Across the entries below, how many lines contain the string "ELFIN"? Give only the count.

*Provided data*
::::

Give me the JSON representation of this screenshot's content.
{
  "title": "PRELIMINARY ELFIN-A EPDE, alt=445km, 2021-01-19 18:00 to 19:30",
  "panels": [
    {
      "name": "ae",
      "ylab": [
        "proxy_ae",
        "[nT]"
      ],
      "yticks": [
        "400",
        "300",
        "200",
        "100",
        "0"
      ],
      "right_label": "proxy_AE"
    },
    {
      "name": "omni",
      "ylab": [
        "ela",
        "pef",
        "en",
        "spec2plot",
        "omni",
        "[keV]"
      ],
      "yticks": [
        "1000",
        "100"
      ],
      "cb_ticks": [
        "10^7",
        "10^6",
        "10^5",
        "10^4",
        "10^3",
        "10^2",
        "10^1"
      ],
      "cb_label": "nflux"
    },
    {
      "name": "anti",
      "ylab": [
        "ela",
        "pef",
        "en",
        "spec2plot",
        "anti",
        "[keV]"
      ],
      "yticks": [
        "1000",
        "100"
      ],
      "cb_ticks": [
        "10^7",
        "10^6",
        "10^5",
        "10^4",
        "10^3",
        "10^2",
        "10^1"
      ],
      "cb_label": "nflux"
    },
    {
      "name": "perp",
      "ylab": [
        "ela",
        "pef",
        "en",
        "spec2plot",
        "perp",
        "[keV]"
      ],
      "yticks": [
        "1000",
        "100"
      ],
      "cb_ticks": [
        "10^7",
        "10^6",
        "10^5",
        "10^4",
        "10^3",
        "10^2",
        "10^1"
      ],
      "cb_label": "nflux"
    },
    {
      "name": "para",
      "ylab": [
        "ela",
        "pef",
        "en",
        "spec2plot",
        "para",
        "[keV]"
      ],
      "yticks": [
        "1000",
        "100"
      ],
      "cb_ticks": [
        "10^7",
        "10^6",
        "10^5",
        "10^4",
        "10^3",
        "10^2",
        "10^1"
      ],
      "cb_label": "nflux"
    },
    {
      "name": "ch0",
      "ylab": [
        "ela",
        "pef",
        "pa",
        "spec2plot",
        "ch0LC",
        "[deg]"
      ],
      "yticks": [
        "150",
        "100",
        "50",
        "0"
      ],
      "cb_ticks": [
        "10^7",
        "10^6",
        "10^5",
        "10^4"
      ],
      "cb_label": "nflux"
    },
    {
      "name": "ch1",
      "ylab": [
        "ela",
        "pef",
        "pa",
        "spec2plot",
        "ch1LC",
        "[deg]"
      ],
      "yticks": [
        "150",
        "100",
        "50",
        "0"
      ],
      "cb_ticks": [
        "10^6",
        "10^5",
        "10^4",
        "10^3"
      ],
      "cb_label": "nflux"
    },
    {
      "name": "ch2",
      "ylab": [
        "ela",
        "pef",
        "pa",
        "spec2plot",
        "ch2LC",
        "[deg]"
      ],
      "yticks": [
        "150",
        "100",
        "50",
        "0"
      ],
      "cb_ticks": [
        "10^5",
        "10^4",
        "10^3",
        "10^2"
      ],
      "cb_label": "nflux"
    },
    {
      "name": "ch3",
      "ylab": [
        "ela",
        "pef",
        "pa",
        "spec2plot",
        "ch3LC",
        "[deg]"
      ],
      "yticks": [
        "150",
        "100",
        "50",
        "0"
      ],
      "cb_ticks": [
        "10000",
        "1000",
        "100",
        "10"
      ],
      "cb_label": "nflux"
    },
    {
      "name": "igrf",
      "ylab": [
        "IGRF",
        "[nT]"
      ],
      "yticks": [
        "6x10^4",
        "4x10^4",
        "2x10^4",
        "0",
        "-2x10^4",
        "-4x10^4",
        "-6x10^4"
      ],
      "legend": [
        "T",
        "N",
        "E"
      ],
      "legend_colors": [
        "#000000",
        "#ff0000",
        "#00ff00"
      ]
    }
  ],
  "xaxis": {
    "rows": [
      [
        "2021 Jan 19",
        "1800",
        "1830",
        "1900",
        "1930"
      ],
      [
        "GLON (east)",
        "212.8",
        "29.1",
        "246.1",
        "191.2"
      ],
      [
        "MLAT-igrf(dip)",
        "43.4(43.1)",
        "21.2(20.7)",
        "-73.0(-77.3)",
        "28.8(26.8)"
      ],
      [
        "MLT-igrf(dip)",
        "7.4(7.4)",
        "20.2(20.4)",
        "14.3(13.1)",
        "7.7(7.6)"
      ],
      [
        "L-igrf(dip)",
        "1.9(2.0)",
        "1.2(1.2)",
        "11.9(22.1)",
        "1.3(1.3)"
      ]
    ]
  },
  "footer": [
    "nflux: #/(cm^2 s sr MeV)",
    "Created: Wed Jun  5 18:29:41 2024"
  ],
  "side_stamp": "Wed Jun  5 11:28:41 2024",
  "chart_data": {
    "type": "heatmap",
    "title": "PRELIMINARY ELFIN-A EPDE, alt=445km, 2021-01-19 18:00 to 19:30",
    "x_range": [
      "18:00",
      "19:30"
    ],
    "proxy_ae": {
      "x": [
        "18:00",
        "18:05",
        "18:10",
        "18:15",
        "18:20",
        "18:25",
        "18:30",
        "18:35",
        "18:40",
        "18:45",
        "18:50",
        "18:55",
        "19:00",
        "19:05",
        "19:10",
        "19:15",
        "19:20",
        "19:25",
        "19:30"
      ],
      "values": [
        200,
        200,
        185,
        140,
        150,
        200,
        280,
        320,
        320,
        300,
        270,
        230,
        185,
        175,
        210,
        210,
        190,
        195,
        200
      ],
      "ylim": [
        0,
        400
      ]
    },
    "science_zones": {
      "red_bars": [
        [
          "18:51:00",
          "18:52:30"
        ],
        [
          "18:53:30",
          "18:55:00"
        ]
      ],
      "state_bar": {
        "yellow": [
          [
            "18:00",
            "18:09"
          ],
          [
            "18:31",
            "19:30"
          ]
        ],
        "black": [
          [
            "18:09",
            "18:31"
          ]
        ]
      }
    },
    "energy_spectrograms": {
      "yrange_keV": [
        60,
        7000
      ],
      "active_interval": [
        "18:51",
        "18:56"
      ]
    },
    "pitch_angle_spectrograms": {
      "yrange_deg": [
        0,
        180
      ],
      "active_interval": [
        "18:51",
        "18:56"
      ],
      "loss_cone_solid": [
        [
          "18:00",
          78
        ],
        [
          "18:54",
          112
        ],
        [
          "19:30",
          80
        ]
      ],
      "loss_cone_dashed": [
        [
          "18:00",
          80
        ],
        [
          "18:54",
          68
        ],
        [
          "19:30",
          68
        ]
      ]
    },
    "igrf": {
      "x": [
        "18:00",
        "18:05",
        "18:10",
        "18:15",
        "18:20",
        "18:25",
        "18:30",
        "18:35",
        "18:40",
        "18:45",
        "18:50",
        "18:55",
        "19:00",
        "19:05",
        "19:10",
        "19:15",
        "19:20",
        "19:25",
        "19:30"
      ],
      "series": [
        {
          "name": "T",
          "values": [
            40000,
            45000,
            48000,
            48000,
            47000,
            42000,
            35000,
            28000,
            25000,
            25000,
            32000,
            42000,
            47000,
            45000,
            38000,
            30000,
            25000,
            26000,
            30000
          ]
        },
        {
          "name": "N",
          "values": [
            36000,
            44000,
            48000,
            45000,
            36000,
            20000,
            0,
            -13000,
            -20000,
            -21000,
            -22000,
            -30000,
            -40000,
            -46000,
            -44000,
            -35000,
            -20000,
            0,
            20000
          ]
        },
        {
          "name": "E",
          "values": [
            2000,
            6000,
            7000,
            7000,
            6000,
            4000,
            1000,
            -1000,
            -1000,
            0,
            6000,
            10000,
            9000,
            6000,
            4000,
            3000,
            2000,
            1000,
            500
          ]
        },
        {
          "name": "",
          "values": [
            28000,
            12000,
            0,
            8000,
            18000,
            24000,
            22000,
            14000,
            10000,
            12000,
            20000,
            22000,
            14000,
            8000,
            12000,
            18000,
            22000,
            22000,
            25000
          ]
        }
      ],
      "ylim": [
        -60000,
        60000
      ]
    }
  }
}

::::

*Task output*
2